JOB: Output every line of the material exactly, omitting images.

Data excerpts
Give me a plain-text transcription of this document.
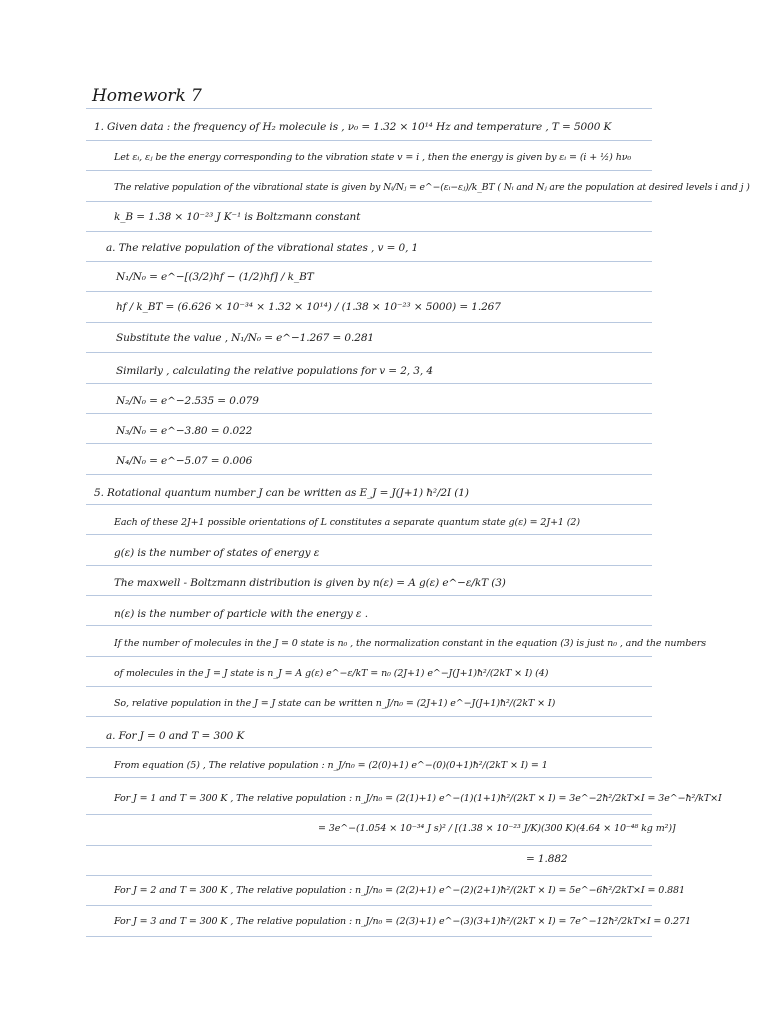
Homework 7
1. Given data : the frequency of H₂ molecule is , ν₀ = 1.32 × 10¹⁴ Hz and temperature , T = 5000 K
Let εᵢ, εⱼ be the energy corresponding to the vibration state v = i , then the energy is given by εᵢ = (i + ½) hν₀
The relative population of the vibrational state is given by Nᵢ/Nⱼ = e^−(εᵢ−εⱼ)/k_BT ( Nᵢ and Nⱼ are the population at desired levels i and j )
k_B = 1.38 × 10⁻²³ J K⁻¹ is Boltzmann constant
a. The relative population of the vibrational states , v = 0, 1
N₁/N₀ = e^−[(3/2)hf − (1/2)hf] / k_BT
hf / k_BT = (6.626 × 10⁻³⁴ × 1.32 × 10¹⁴) / (1.38 × 10⁻²³ × 5000) = 1.267
Substitute the value , N₁/N₀ = e^−1.267 = 0.281
Similarly , calculating the relative populations for v = 2, 3, 4
N₂/N₀ = e^−2.535 = 0.079
N₃/N₀ = e^−3.80 = 0.022
N₄/N₀ = e^−5.07 = 0.006
5. Rotational quantum number J can be written as E_J = J(J+1) ħ²/2I (1)
Each of these 2J+1 possible orientations of L constitutes a separate quantum state g(ε) = 2J+1 (2)
g(ε) is the number of states of energy ε
The maxwell - Boltzmann distribution is given by n(ε) = A g(ε) e^−ε/kT (3)
n(ε) is the number of particle with the energy ε .
If the number of molecules in the J = 0 state is n₀ , the normalization constant in the equation (3) is just n₀ , and the numbers
of molecules in the J = J state is n_J = A g(ε) e^−ε/kT = n₀ (2J+1) e^−J(J+1)ħ²/(2kT × I) (4)
So, relative population in the J = J state can be written n_J/n₀ = (2J+1) e^−J(J+1)ħ²/(2kT × I)
a. For J = 0 and T = 300 K
From equation (5) , The relative population : n_J/n₀ = (2(0)+1) e^−(0)(0+1)ħ²/(2kT × I) = 1
For J = 1 and T = 300 K , The relative population : n_J/n₀ = (2(1)+1) e^−(1)(1+1)ħ²/(2kT × I) = 3e^−2ħ²/2kT×I = 3e^−ħ²/kT×I
= 3e^−(1.054 × 10⁻³⁴ J s)² / [(1.38 × 10⁻²³ J/K)(300 K)(4.64 × 10⁻⁴⁸ kg m²)]
= 1.882
For J = 2 and T = 300 K , The relative population : n_J/n₀ = (2(2)+1) e^−(2)(2+1)ħ²/(2kT × I) = 5e^−6ħ²/2kT×I = 0.881
For J = 3 and T = 300 K , The relative population : n_J/n₀ = (2(3)+1) e^−(3)(3+1)ħ²/(2kT × I) = 7e^−12ħ²/2kT×I = 0.271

EXERCISE SOLUTION:
Give me a plain-text transcription of this document.
Homework 7
1. Given data : the frequency of H₂ molecule is , ν₀ = 1.32 × 10¹⁴ Hz and temperature , T = 5000 K
Let εᵢ, εⱼ be the energy corresponding to the vibration state v = i , then the energy is given by εᵢ = (i + ½) hν₀
The relative population of the vibrational state is given by Nᵢ/Nⱼ = e^−(εᵢ−εⱼ)/k_BT ( Nᵢ and Nⱼ are the population at desired levels i and j )
k_B = 1.38 × 10⁻²³ J K⁻¹ is Boltzmann constant
a. The relative population of the vibrational states , v = 0, 1
N₁/N₀ = e^−[(3/2)hf − (1/2)hf] / k_BT
hf / k_BT = (6.626 × 10⁻³⁴ × 1.32 × 10¹⁴) / (1.38 × 10⁻²³ × 5000) = 1.267
Substitute the value , N₁/N₀ = e^−1.267 = 0.281
Similarly , calculating the relative populations for v = 2, 3, 4
N₂/N₀ = e^−2.535 = 0.079
N₃/N₀ = e^−3.80 = 0.022
N₄/N₀ = e^−5.07 = 0.006
5. Rotational quantum number J can be written as E_J = J(J+1) ħ²/2I (1)
Each of these 2J+1 possible orientations of L constitutes a separate quantum state g(ε) = 2J+1 (2)
g(ε) is the number of states of energy ε
The maxwell - Boltzmann distribution is given by n(ε) = A g(ε) e^−ε/kT (3)
n(ε) is the number of particle with the energy ε .
If the number of molecules in the J = 0 state is n₀ , the normalization constant in the equation (3) is just n₀ , and the numbers
of molecules in the J = J state is n_J = A g(ε) e^−ε/kT = n₀ (2J+1) e^−J(J+1)ħ²/(2kT × I) (4)
So, relative population in the J = J state can be written n_J/n₀ = (2J+1) e^−J(J+1)ħ²/(2kT × I)
a. For J = 0 and T = 300 K
From equation (5) , The relative population : n_J/n₀ = (2(0)+1) e^−(0)(0+1)ħ²/(2kT × I) = 1
For J = 1 and T = 300 K , The relative population : n_J/n₀ = (2(1)+1) e^−(1)(1+1)ħ²/(2kT × I) = 3e^−2ħ²/2kT×I = 3e^−ħ²/kT×I
= 3e^−(1.054 × 10⁻³⁴ J s)² / [(1.38 × 10⁻²³ J/K)(300 K)(4.64 × 10⁻⁴⁸ kg m²)]
= 1.882
For J = 2 and T = 300 K , The relative population : n_J/n₀ = (2(2)+1) e^−(2)(2+1)ħ²/(2kT × I) = 5e^−6ħ²/2kT×I = 0.881
For J = 3 and T = 300 K , The relative population : n_J/n₀ = (2(3)+1) e^−(3)(3+1)ħ²/(2kT × I) = 7e^−12ħ²/2kT×I = 0.271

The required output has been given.